Give all of the lines again, with nothing added or dropped.

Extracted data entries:
'''
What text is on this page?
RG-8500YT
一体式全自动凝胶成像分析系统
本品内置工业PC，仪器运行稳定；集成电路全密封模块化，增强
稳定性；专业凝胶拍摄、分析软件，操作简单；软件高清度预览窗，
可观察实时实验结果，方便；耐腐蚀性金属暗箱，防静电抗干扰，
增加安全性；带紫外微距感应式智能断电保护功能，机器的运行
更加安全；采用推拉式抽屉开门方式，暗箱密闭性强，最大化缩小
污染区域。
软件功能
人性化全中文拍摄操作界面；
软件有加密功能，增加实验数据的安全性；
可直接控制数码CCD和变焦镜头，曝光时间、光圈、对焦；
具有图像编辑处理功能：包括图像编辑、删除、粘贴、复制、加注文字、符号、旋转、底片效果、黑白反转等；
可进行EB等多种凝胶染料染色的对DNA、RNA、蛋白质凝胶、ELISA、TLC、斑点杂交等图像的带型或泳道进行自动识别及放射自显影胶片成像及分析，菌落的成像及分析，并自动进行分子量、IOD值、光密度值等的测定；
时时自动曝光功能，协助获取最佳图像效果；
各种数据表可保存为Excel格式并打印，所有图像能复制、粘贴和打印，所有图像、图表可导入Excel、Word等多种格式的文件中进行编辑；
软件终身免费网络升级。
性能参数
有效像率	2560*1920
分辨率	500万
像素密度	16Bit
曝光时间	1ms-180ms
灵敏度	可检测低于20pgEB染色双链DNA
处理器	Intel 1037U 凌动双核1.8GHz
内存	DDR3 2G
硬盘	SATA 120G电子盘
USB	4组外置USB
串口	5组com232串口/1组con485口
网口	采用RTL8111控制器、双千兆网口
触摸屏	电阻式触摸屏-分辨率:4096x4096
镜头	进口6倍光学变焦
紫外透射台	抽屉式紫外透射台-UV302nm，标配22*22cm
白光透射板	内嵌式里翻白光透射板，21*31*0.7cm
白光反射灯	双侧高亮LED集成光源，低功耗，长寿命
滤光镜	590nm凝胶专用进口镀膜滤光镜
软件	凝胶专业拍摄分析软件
'''
### EXPECTED OUTPUT
What text is on this page?
RG-8500YT
一体式全自动凝胶成像分析系统
本品内置工业PC，仪器运行稳定；集成电路全密封模块化，增强
稳定性；专业凝胶拍摄、分析软件，操作简单；软件高清度预览窗，
可观察实时实验结果，方便；耐腐蚀性金属暗箱，防静电抗干扰，
增加安全性；带紫外微距感应式智能断电保护功能，机器的运行
更加安全；采用推拉式抽屉开门方式，暗箱密闭性强，最大化缩小
污染区域。
软件功能
人性化全中文拍摄操作界面；
软件有加密功能，增加实验数据的安全性；
可直接控制数码CCD和变焦镜头，曝光时间、光圈、对焦；
具有图像编辑处理功能：包括图像编辑、删除、粘贴、复制、加注文字、符号、旋转、底片效果、黑白反转等；
可进行EB等多种凝胶染料染色的对DNA、RNA、蛋白质凝胶、ELISA、TLC、斑点杂交等图像的带型或泳道进行自动识别及放射自显影胶片成像及分析，菌落的成像及分析，并自动进行分子量、IOD值、光密度值等的测定；
时时自动曝光功能，协助获取最佳图像效果；
各种数据表可保存为Excel格式并打印，所有图像能复制、粘贴和打印，所有图像、图表可导入Excel、Word等多种格式的文件中进行编辑；
软件终身免费网络升级。
性能参数
有效像率	2560*1920
分辨率	500万
像素密度	16Bit
曝光时间	1ms-180ms
灵敏度	可检测低于20pgEB染色双链DNA
处理器	Intel 1037U 凌动双核1.8GHz
内存	DDR3 2G
硬盘	SATA 120G电子盘
USB	4组外置USB
串口	5组com232串口/1组con485口
网口	采用RTL8111控制器、双千兆网口
触摸屏	电阻式触摸屏-分辨率:4096x4096
镜头	进口6倍光学变焦
紫外透射台	抽屉式紫外透射台-UV302nm，标配22*22cm
白光透射板	内嵌式里翻白光透射板，21*31*0.7cm
白光反射灯	双侧高亮LED集成光源，低功耗，长寿命
滤光镜	590nm凝胶专用进口镀膜滤光镜
软件	凝胶专业拍摄分析软件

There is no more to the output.